**Text excerpt:**
━━━━━━━━
Question

Arthur has a box which contains 6 black balls and n (n ≥ 2) white balls, then at random, he takes 3 balls from the box. If the probability of taking any ball is the same and Pₙ is the probability of taking 1 black ball and 2 white balls, what is the largest possible value for Pₙ?​

Answer 1

• 11/68 or 0.1618

Explanation:

Balls

• Black - 6
• White - n

Options of getting 3 balls

• 1. White, black, black
• 2. Black, white, black
• 3. Black, black, white

Probability P(n) in each option

1. WBB

• P(w) = 6/(n + 6)
• P(b1) = n/(n + 6 - 1) = n/(n + 5)
• P(b2) = (n - 1)/(n + 5 - 1) = (n - 1)/(n + 1)

P(n) =

• P(w)P(b1)(P(b2) =
• 6/(n+6) × n/(n + 5) × (n - 1)/(n + 4) =
• 6n(n - 1)/(n + 6)(n + 5)(n + 4)

2. BWB

• P(b1) = n/(n + 6)
• P(w) = 6/(n + 6 - 1) = 6/(n + 5)
• P(b2) = (n - 1)/(n + 5 - 1) = (n - 1)/(n + 4)

P(n) =

• P(b1)P(w)(P(b2) =
• n/(n+6) × 6/(n + 5) × (n - 1)/(n + 4) =
• 6n(n - 1)/(n + 6)(n + 5)(n + 4)

3. BBW

• P(b1) = n/(n + 6)
• P(b2) = (n - 1)/(n + 6 - 1) = (n - 1)/(n + 5)
• P(w) = 6/(n + 5 - 1) = 6/(n + 4)

P(n) =

• P(b1)P(b2)(P(w) =
• n/(n+6) × (n - 1)/(n + 5) × 6/(n + 4) =
• 6n(n - 1)/(n + 6)(n + 5)(n + 4)

Final equation is same for each case:

• P(n) = 6n(n - 1) / (n + 6)(n + 5)(n + 4)

The easy way to find the maximum is to try the numbers or graph.

Both of the methods give the maximum integer n = 11 or n = 12

See attached graph

At both values n we get P(n):

• P(11) = 6*11*10 / 15*16*17 = 11/68 = 0.1618 (rounded)
• P(12) = 6*12*11 / 16*17*18 = 11/68 = 0.1618 (rounded)
━━━━━━━━
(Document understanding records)

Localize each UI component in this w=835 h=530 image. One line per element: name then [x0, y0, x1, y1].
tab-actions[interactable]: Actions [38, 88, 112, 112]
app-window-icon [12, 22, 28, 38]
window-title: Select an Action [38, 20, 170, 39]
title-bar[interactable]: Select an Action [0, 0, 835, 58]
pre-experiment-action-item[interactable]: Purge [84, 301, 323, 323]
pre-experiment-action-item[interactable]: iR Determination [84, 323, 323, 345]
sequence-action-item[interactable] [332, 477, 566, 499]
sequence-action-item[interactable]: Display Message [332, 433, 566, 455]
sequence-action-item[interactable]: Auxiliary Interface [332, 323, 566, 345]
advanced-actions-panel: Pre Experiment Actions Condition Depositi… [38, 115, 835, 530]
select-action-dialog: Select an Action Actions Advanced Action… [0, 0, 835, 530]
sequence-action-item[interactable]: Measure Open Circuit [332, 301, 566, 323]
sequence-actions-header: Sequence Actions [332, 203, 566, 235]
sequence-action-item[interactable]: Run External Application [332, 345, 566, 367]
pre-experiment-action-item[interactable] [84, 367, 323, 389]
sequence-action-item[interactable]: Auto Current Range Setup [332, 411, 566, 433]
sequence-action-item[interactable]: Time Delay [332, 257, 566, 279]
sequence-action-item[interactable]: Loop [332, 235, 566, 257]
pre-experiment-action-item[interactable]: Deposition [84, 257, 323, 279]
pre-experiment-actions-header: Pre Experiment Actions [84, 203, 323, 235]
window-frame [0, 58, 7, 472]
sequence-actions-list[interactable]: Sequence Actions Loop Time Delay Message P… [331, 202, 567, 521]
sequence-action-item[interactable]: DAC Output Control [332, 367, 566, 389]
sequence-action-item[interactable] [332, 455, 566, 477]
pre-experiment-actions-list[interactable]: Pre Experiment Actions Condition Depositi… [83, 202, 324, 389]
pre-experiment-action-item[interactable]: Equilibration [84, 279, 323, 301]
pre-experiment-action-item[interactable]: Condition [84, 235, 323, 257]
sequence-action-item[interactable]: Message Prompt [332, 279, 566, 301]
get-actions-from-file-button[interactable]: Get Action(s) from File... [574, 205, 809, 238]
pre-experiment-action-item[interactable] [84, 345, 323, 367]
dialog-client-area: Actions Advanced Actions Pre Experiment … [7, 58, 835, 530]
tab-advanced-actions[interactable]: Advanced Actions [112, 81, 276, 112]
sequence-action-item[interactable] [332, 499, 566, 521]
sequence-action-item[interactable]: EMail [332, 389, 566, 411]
━━━━━━━━
**What the task asks:**
Please reproduce everything in the ball-drawing probability thread from "The easy way" down to "15*16*17 = 11/68 = 0.1618 (rounded)".

**Response to this task:**
The easy way to find the maximum is to try the numbers or graph.

Both of the methods give the maximum integer n = 11 or n = 12

See attached graph

At both values n we get P(n):

• P(11) = 6*11*10 / 15*16*17 = 11/68 = 0.1618 (rounded)